What the task asks | Repeat the records word for word, excluding any picture.

[Items listed in a dataset]

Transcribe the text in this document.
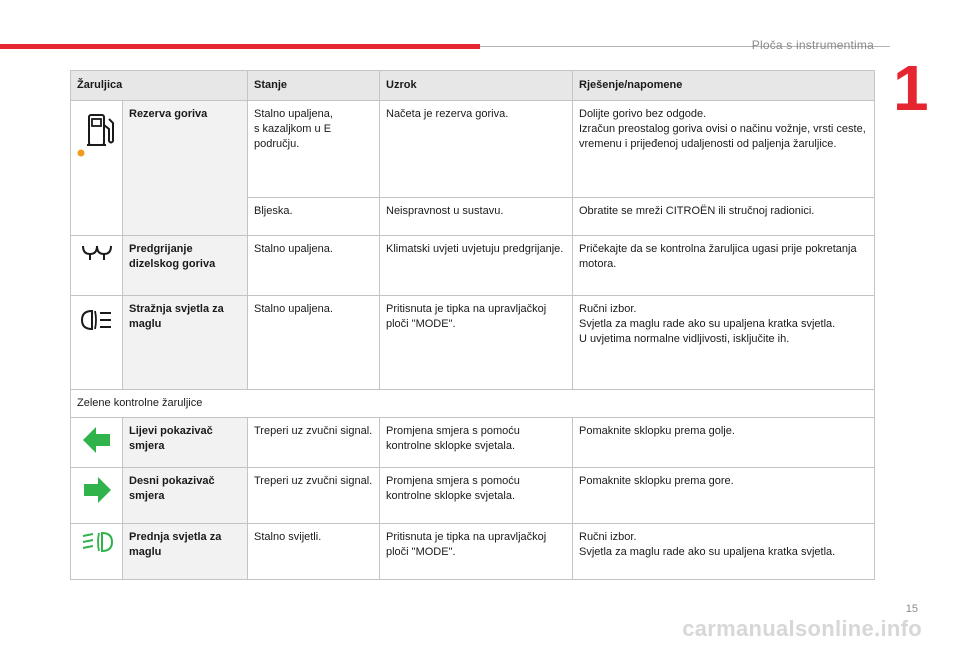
Ploča s instrumentima
1
Žaruljica		Stanje	Uzrok	Rješenje/napomene

	Rezerva goriva	Stalno upaljena,
s kazaljkom u E
području.	Načeta je rezerva goriva.	Dolijte gorivo bez odgode.
Izračun preostalog goriva ovisi o načinu vožnje, vrsti ceste, vremenu i prijeđenoj udaljenosti od paljenja žaruljice.
		Bljeska.	Neispravnost u sustavu.	Obratite se mreži CITROËN ili stručnoj radionici.

	Predgrijanje dizelskog goriva	Stalno upaljena.	Klimatski uvjeti uvjetuju predgrijanje.	Pričekajte da se kontrolna žaruljica ugasi prije pokretanja motora.

	Stražnja svjetla za maglu	Stalno upaljena.	Pritisnuta je tipka na upravljačkoj ploči "MODE".	Ručni izbor.
Svjetla za maglu rade ako su upaljena kratka svjetla.
U uvjetima normalne vidljivosti, isključite ih.
Zelene kontrolne žaruljice				

	Lijevi pokazivač smjera	Treperi uz zvučni signal.	Promjena smjera s pomoću kontrolne sklopke svjetala.	Pomaknite sklopku prema golje.

	Desni pokazivač smjera	Treperi uz zvučni signal.	Promjena smjera s pomoću kontrolne sklopke svjetala.	Pomaknite sklopku prema gore.

	Prednja svjetla za maglu	Stalno svijetli.	Pritisnuta je tipka na upravljačkoj ploči "MODE".	Ručni izbor.
Svjetla za maglu rade ako su upaljena kratka svjetla.
15
carmanualsonline.info
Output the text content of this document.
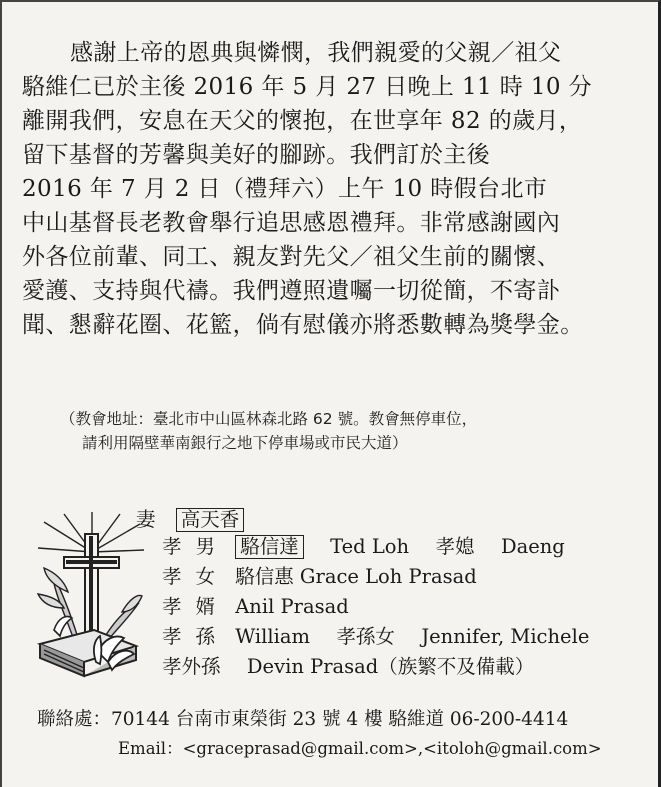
感謝上帝的恩典與憐憫，我們親愛的父親／祖父

駱維仁已於主後 2016 年 5 月 27 日晚上 11 時 10 分

離開我們，安息在天父的懷抱，在世享年 82 的歲月，

留下基督的芳馨與美好的腳跡。我們訂於主後

2016 年 7 月 2 日（禮拜六）上午 10 時假台北市

中山基督長老教會舉行追思感恩禮拜。非常感謝國內

外各位前輩、同工、親友對先父／祖父生前的關懷、

愛護、支持與代禱。我們遵照遺囑一切從簡，不寄訃

聞、懇辭花圈、花籃，倘有慰儀亦將悉數轉為獎學金。

（教會地址：臺北市中山區林森北路 62 號。教會無停車位，
請利用隔壁華南銀行之地下停車場或市民大道）
妻 高天香
孝男 駱信達 Ted Loh 孝媳 Daeng
孝女 駱信惠 Grace Loh Prasad
孝婿 Anil Prasad
孝孫 William 孝孫女 Jennifer, Michele
孝外孫 Devin Prasad（族繁不及備載）
聯絡處：70144 台南市東榮街 23 號 4 樓 駱維道 06-200-4414
Email：<graceprasad@gmail.com>,<itoloh@gmail.com>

Result for this task |
Transcribe the text in this document.
Ploča s instrumentima
1
Žaruljica		Stanje	Uzrok	Rješenje/napomene

	Rezerva goriva	Stalno upaljena,
s kazaljkom u E
području.	Načeta je rezerva goriva.	Dolijte gorivo bez odgode.
Izračun preostalog goriva ovisi o načinu vožnje, vrsti ceste, vremenu i prijeđenoj udaljenosti od paljenja žaruljice.
		Bljeska.	Neispravnost u sustavu.	Obratite se mreži CITROËN ili stručnoj radionici.

	Predgrijanje dizelskog goriva	Stalno upaljena.	Klimatski uvjeti uvjetuju predgrijanje.	Pričekajte da se kontrolna žaruljica ugasi prije pokretanja motora.

	Stražnja svjetla za maglu	Stalno upaljena.	Pritisnuta je tipka na upravljačkoj ploči "MODE".	Ručni izbor.
Svjetla za maglu rade ako su upaljena kratka svjetla.
U uvjetima normalne vidljivosti, isključite ih.
Zelene kontrolne žaruljice				

	Lijevi pokazivač smjera	Treperi uz zvučni signal.	Promjena smjera s pomoću kontrolne sklopke svjetala.	Pomaknite sklopku prema golje.

	Desni pokazivač smjera	Treperi uz zvučni signal.	Promjena smjera s pomoću kontrolne sklopke svjetala.	Pomaknite sklopku prema gore.

	Prednja svjetla za maglu	Stalno svijetli.	Pritisnuta je tipka na upravljačkoj ploči "MODE".	Ručni izbor.
Svjetla za maglu rade ako su upaljena kratka svjetla.
15
carmanualsonline.info
Output the text content of this document.
感謝上帝的恩典與憐憫，我們親愛的父親／祖父

駱維仁已於主後 2016 年 5 月 27 日晚上 11 時 10 分

離開我們，安息在天父的懷抱，在世享年 82 的歲月，

留下基督的芳馨與美好的腳跡。我們訂於主後

2016 年 7 月 2 日（禮拜六）上午 10 時假台北市

中山基督長老教會舉行追思感恩禮拜。非常感謝國內

外各位前輩、同工、親友對先父／祖父生前的關懷、

愛護、支持與代禱。我們遵照遺囑一切從簡，不寄訃

聞、懇辭花圈、花籃，倘有慰儀亦將悉數轉為獎學金。

（教會地址：臺北市中山區林森北路 62 號。教會無停車位，
請利用隔壁華南銀行之地下停車場或市民大道）
妻 高天香
孝男 駱信達 Ted Loh 孝媳 Daeng
孝女 駱信惠 Grace Loh Prasad
孝婿 Anil Prasad
孝孫 William 孝孫女 Jennifer, Michele
孝外孫 Devin Prasad（族繁不及備載）
聯絡處：70144 台南市東榮街 23 號 4 樓 駱維道 06-200-4414
Email：<graceprasad@gmail.com>,<itoloh@gmail.com>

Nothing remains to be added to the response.